● **Stated problem**
Copy each line below exactly and leave the pictures out.
- - - - - - -
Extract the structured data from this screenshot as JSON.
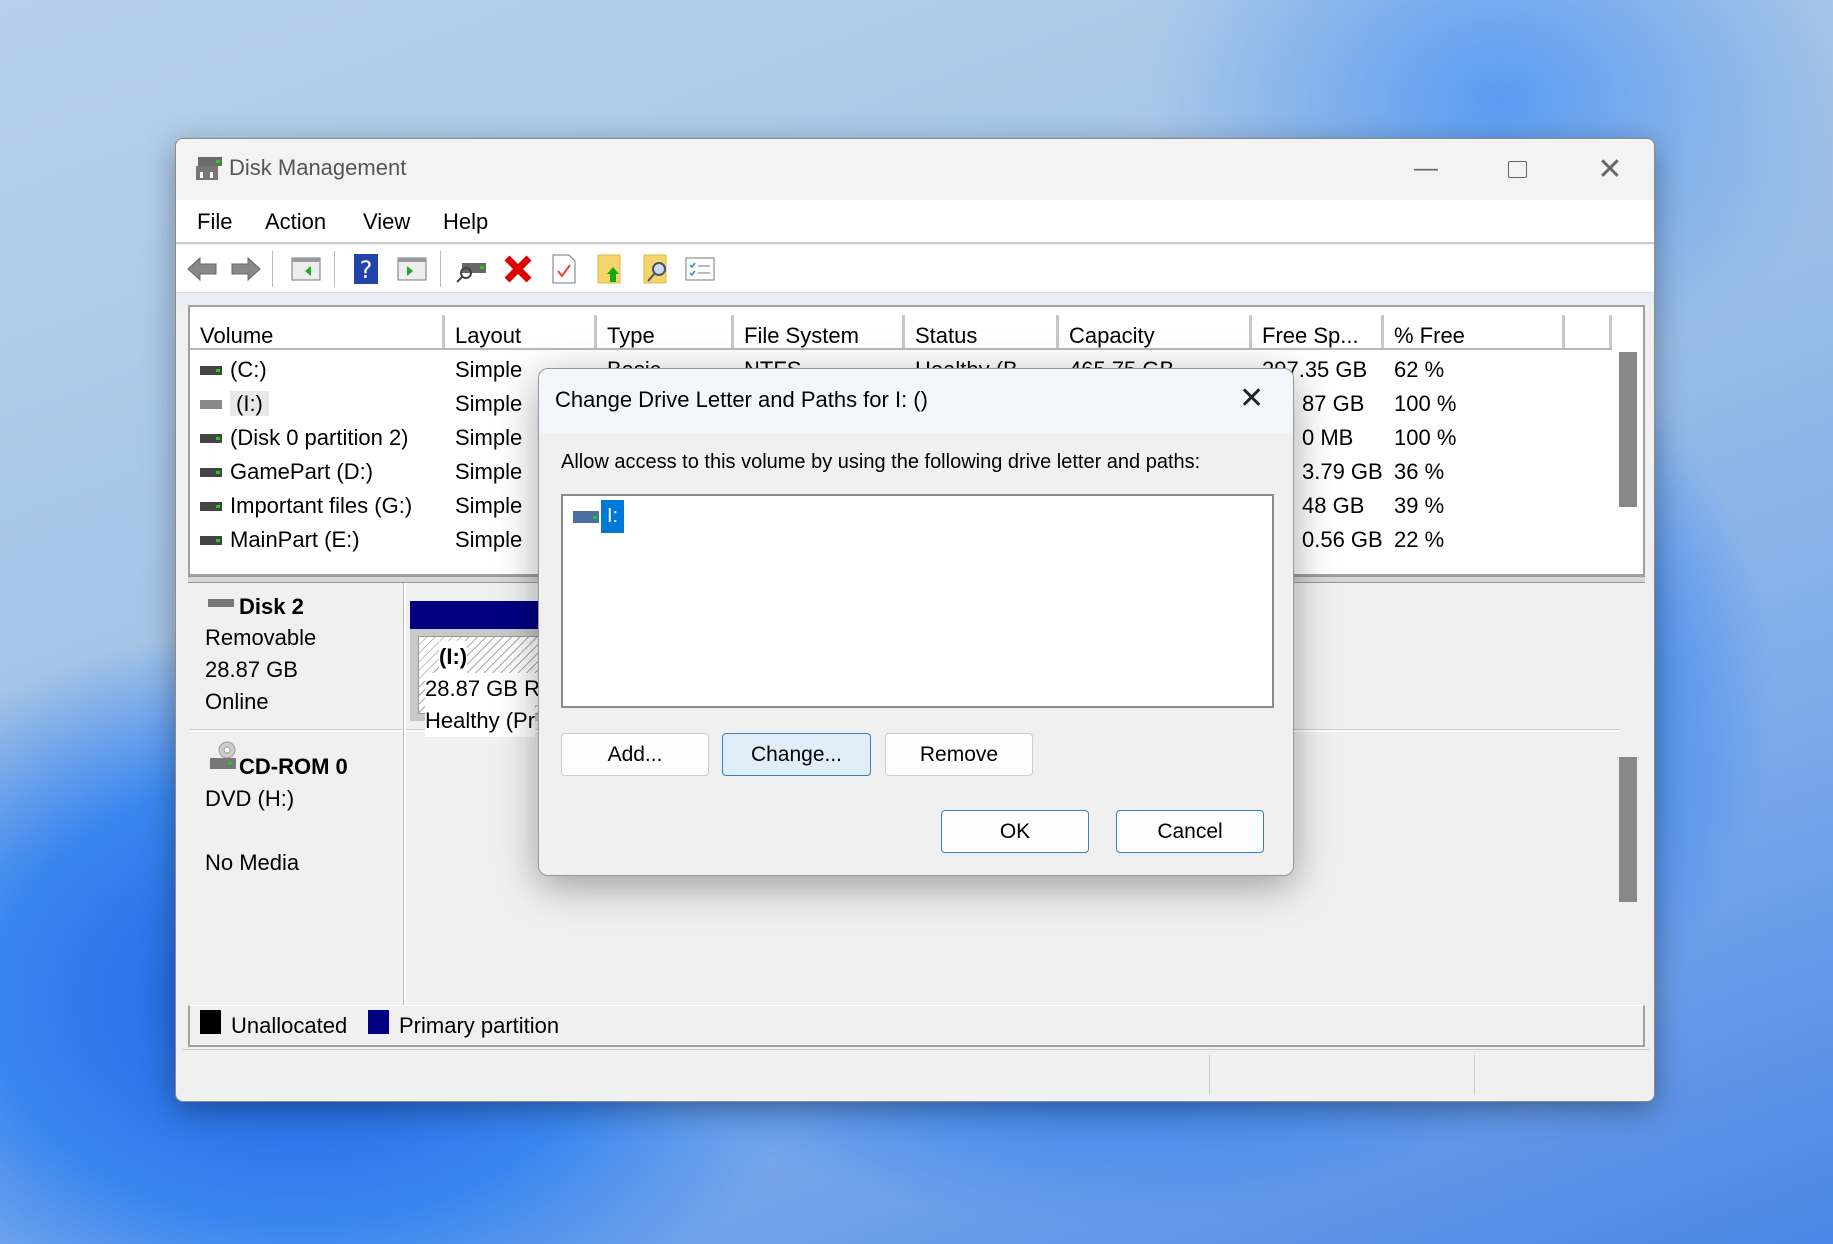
{
  "window": {
    "title": "Disk Management",
    "app_icon": "disk-management-icon"
  },
  "menu": [
    "File",
    "Action",
    "View",
    "Help"
  ],
  "toolbar": [
    "back-icon",
    "forward-icon",
    "show-hide-console-tree-icon",
    "help-icon",
    "show-hide-action-pane-icon",
    "connect-drive-icon",
    "delete-icon",
    "properties-icon",
    "export-list-icon",
    "find-icon",
    "settings-list-icon"
  ],
  "volume_list": {
    "columns": [
      "Volume",
      "Layout",
      "Type",
      "File System",
      "Status",
      "Capacity",
      "Free Sp...",
      "% Free",
      ""
    ],
    "rows": [
      {
        "volume": "(C:)",
        "layout": "Simple",
        "type": "Basic",
        "fs": "NTFS",
        "status": "Healthy (B",
        "capacity": "465.75 GB",
        "free": "297.35 GB",
        "pct": "62 %"
      },
      {
        "volume": "(I:)",
        "layout": "Simple",
        "type": "",
        "fs": "",
        "status": "",
        "capacity": "",
        "free": "87 GB",
        "pct": "100 %"
      },
      {
        "volume": "(Disk 0 partition 2)",
        "layout": "Simple",
        "type": "",
        "fs": "",
        "status": "",
        "capacity": "",
        "free": "0 MB",
        "pct": "100 %"
      },
      {
        "volume": "GamePart (D:)",
        "layout": "Simple",
        "type": "",
        "fs": "",
        "status": "",
        "capacity": "",
        "free": "3.79 GB",
        "pct": "36 %"
      },
      {
        "volume": "Important files (G:)",
        "layout": "Simple",
        "type": "",
        "fs": "",
        "status": "",
        "capacity": "",
        "free": "48 GB",
        "pct": "39 %"
      },
      {
        "volume": "MainPart (E:)",
        "layout": "Simple",
        "type": "",
        "fs": "",
        "status": "",
        "capacity": "",
        "free": "0.56 GB",
        "pct": "22 %"
      }
    ]
  },
  "disks": [
    {
      "name": "Disk 2",
      "line1": "Removable",
      "line2": "28.87 GB",
      "line3": "Online",
      "partition": {
        "label": "(I:)",
        "size": "28.87 GB R",
        "status": "Healthy (Pr"
      }
    },
    {
      "name": "CD-ROM 0",
      "line1": "DVD (H:)",
      "line2": "",
      "line3": "No Media"
    }
  ],
  "legend": [
    {
      "label": "Unallocated",
      "color": "#000000"
    },
    {
      "label": "Primary partition",
      "color": "#000080"
    }
  ],
  "dialog": {
    "title": "Change Drive Letter and Paths for I: ()",
    "prompt": "Allow access to this volume by using the following drive letter and paths:",
    "items": [
      "I:"
    ],
    "buttons": {
      "add": "Add...",
      "change": "Change...",
      "remove": "Remove",
      "ok": "OK",
      "cancel": "Cancel"
    }
  },
  "colors": {
    "selection": "#0078d7",
    "primary_partition": "#000080",
    "button_focus": "#e0eef9"
  }
}
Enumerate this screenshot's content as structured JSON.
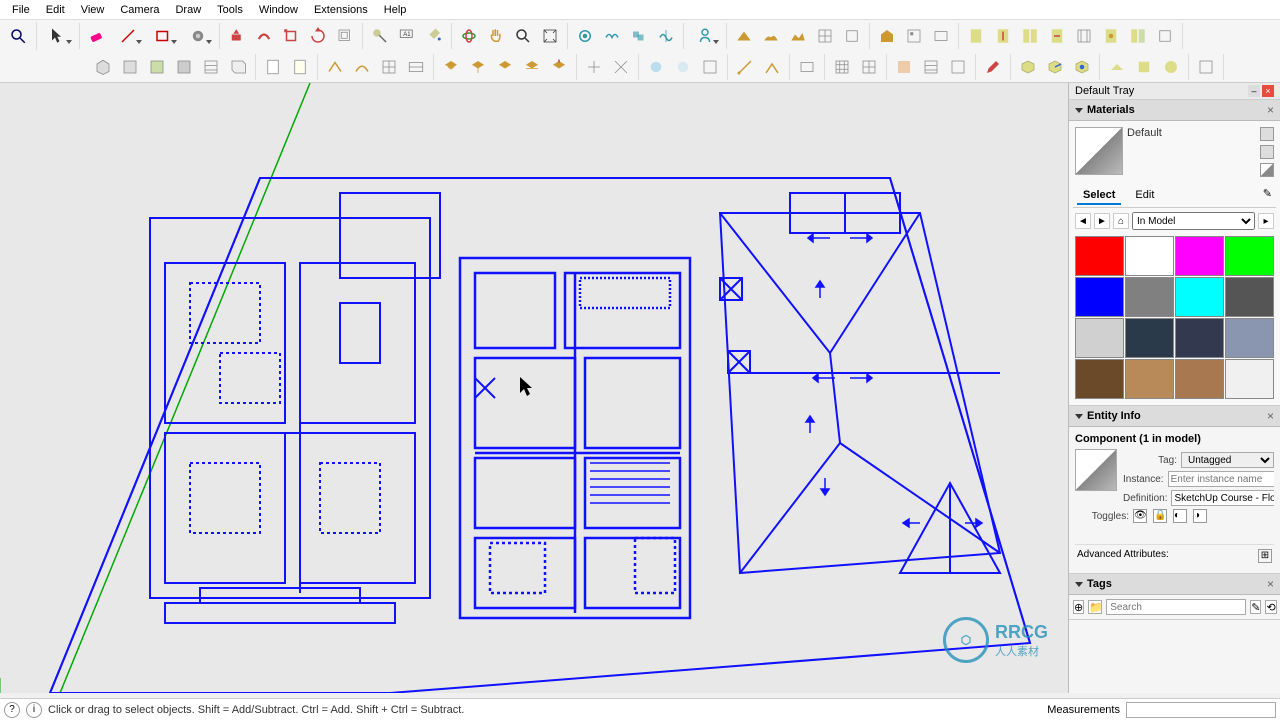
{
  "menu": [
    "File",
    "Edit",
    "View",
    "Camera",
    "Draw",
    "Tools",
    "Window",
    "Extensions",
    "Help"
  ],
  "tray": {
    "title": "Default Tray",
    "materials": {
      "title": "Materials",
      "current": "Default",
      "tabs": {
        "select": "Select",
        "edit": "Edit"
      },
      "collection": "In Model",
      "swatches": [
        "#ff0000",
        "#ffffff",
        "#ff00ff",
        "#00ff00",
        "#0000ff",
        "#808080",
        "#00ffff",
        "#555555",
        "#d0d0d0",
        "#2a3a4a",
        "#333a50",
        "#8a95b0",
        "#6b4a2a",
        "#b88a5a",
        "#a87850",
        "#f0f0f0"
      ]
    },
    "entity": {
      "title": "Entity Info",
      "header": "Component (1 in model)",
      "tag_label": "Tag:",
      "tag_value": "Untagged",
      "instance_label": "Instance:",
      "instance_placeholder": "Enter instance name",
      "definition_label": "Definition:",
      "definition_value": "SketchUp Course - Floo",
      "toggles_label": "Toggles:",
      "adv": "Advanced Attributes:"
    },
    "tags": {
      "title": "Tags",
      "search_placeholder": "Search"
    }
  },
  "status": {
    "tip": "Click or drag to select objects. Shift = Add/Subtract. Ctrl = Add. Shift + Ctrl = Subtract.",
    "meas_label": "Measurements"
  },
  "wm": {
    "brand": "RRCG",
    "sub": "人人素材"
  }
}
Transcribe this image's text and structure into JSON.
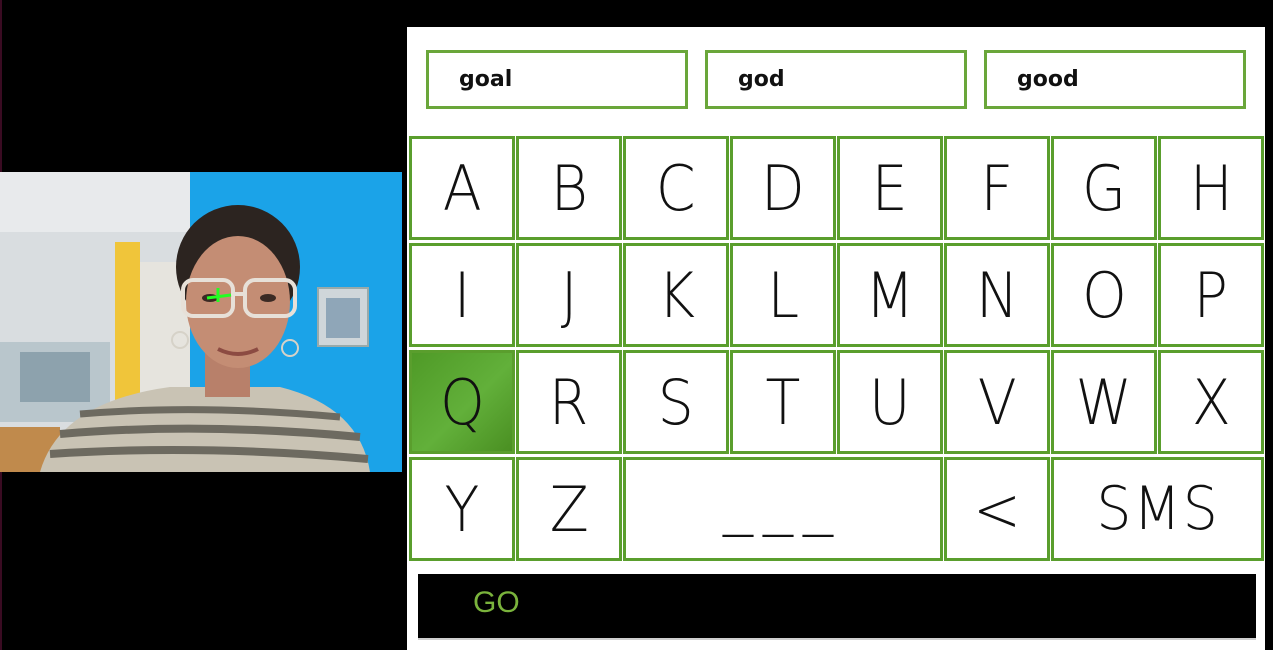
{
  "suggestions": [
    "goal",
    "god",
    "good"
  ],
  "keys": {
    "row1": [
      "A",
      "B",
      "C",
      "D",
      "E",
      "F",
      "G",
      "H"
    ],
    "row2": [
      "I",
      "J",
      "K",
      "L",
      "M",
      "N",
      "O",
      "P"
    ],
    "row3": [
      "Q",
      "R",
      "S",
      "T",
      "U",
      "V",
      "W",
      "X"
    ],
    "row4": [
      "Y",
      "Z",
      "___",
      "<",
      "SMS"
    ]
  },
  "selected_key": "Q",
  "go_label": "GO",
  "colors": {
    "accent": "#5a9e2d",
    "go_text": "#7ab33c",
    "background": "#000000"
  }
}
- - - - - - -
● **Answer to the exercise**
Extract the structured data from this screenshot as JSON.
{
  "window": {
    "title": "Disk Management",
    "app_icon": "disk-management-icon"
  },
  "menu": [
    "File",
    "Action",
    "View",
    "Help"
  ],
  "toolbar": [
    "back-icon",
    "forward-icon",
    "show-hide-console-tree-icon",
    "help-icon",
    "show-hide-action-pane-icon",
    "connect-drive-icon",
    "delete-icon",
    "properties-icon",
    "export-list-icon",
    "find-icon",
    "settings-list-icon"
  ],
  "volume_list": {
    "columns": [
      "Volume",
      "Layout",
      "Type",
      "File System",
      "Status",
      "Capacity",
      "Free Sp...",
      "% Free",
      ""
    ],
    "rows": [
      {
        "volume": "(C:)",
        "layout": "Simple",
        "type": "Basic",
        "fs": "NTFS",
        "status": "Healthy (B",
        "capacity": "465.75 GB",
        "free": "297.35 GB",
        "pct": "62 %"
      },
      {
        "volume": "(I:)",
        "layout": "Simple",
        "type": "",
        "fs": "",
        "status": "",
        "capacity": "",
        "free": "87 GB",
        "pct": "100 %"
      },
      {
        "volume": "(Disk 0 partition 2)",
        "layout": "Simple",
        "type": "",
        "fs": "",
        "status": "",
        "capacity": "",
        "free": "0 MB",
        "pct": "100 %"
      },
      {
        "volume": "GamePart (D:)",
        "layout": "Simple",
        "type": "",
        "fs": "",
        "status": "",
        "capacity": "",
        "free": "3.79 GB",
        "pct": "36 %"
      },
      {
        "volume": "Important files (G:)",
        "layout": "Simple",
        "type": "",
        "fs": "",
        "status": "",
        "capacity": "",
        "free": "48 GB",
        "pct": "39 %"
      },
      {
        "volume": "MainPart (E:)",
        "layout": "Simple",
        "type": "",
        "fs": "",
        "status": "",
        "capacity": "",
        "free": "0.56 GB",
        "pct": "22 %"
      }
    ]
  },
  "disks": [
    {
      "name": "Disk 2",
      "line1": "Removable",
      "line2": "28.87 GB",
      "line3": "Online",
      "partition": {
        "label": "(I:)",
        "size": "28.87 GB R",
        "status": "Healthy (Pr"
      }
    },
    {
      "name": "CD-ROM 0",
      "line1": "DVD (H:)",
      "line2": "",
      "line3": "No Media"
    }
  ],
  "legend": [
    {
      "label": "Unallocated",
      "color": "#000000"
    },
    {
      "label": "Primary partition",
      "color": "#000080"
    }
  ],
  "dialog": {
    "title": "Change Drive Letter and Paths for I: ()",
    "prompt": "Allow access to this volume by using the following drive letter and paths:",
    "items": [
      "I:"
    ],
    "buttons": {
      "add": "Add...",
      "change": "Change...",
      "remove": "Remove",
      "ok": "OK",
      "cancel": "Cancel"
    }
  },
  "colors": {
    "selection": "#0078d7",
    "primary_partition": "#000080",
    "button_focus": "#e0eef9"
  }
}
Enumerate this screenshot's content as structured JSON.
{
  "menu": [
    "File",
    "Edit",
    "View",
    "Camera",
    "Draw",
    "Tools",
    "Window",
    "Extensions",
    "Help"
  ],
  "tray": {
    "title": "Default Tray",
    "materials": {
      "title": "Materials",
      "current": "Default",
      "tabs": {
        "select": "Select",
        "edit": "Edit"
      },
      "collection": "In Model",
      "swatches": [
        "#ff0000",
        "#ffffff",
        "#ff00ff",
        "#00ff00",
        "#0000ff",
        "#808080",
        "#00ffff",
        "#555555",
        "#d0d0d0",
        "#2a3a4a",
        "#333a50",
        "#8a95b0",
        "#6b4a2a",
        "#b88a5a",
        "#a87850",
        "#f0f0f0"
      ]
    },
    "entity": {
      "title": "Entity Info",
      "header": "Component (1 in model)",
      "tag_label": "Tag:",
      "tag_value": "Untagged",
      "instance_label": "Instance:",
      "instance_placeholder": "Enter instance name",
      "definition_label": "Definition:",
      "definition_value": "SketchUp Course - Floo",
      "toggles_label": "Toggles:",
      "adv": "Advanced Attributes:"
    },
    "tags": {
      "title": "Tags",
      "search_placeholder": "Search"
    }
  },
  "status": {
    "tip": "Click or drag to select objects. Shift = Add/Subtract. Ctrl = Add. Shift + Ctrl = Subtract.",
    "meas_label": "Measurements"
  },
  "wm": {
    "brand": "RRCG",
    "sub": "人人素材"
  }
}
Transcribe this image's text and structure into JSON.
{
  "suggestions": [
    "goal",
    "god",
    "good"
  ],
  "keys": {
    "row1": [
      "A",
      "B",
      "C",
      "D",
      "E",
      "F",
      "G",
      "H"
    ],
    "row2": [
      "I",
      "J",
      "K",
      "L",
      "M",
      "N",
      "O",
      "P"
    ],
    "row3": [
      "Q",
      "R",
      "S",
      "T",
      "U",
      "V",
      "W",
      "X"
    ],
    "row4": [
      "Y",
      "Z",
      "___",
      "<",
      "SMS"
    ]
  },
  "selected_key": "Q",
  "go_label": "GO",
  "colors": {
    "accent": "#5a9e2d",
    "go_text": "#7ab33c",
    "background": "#000000"
  }
}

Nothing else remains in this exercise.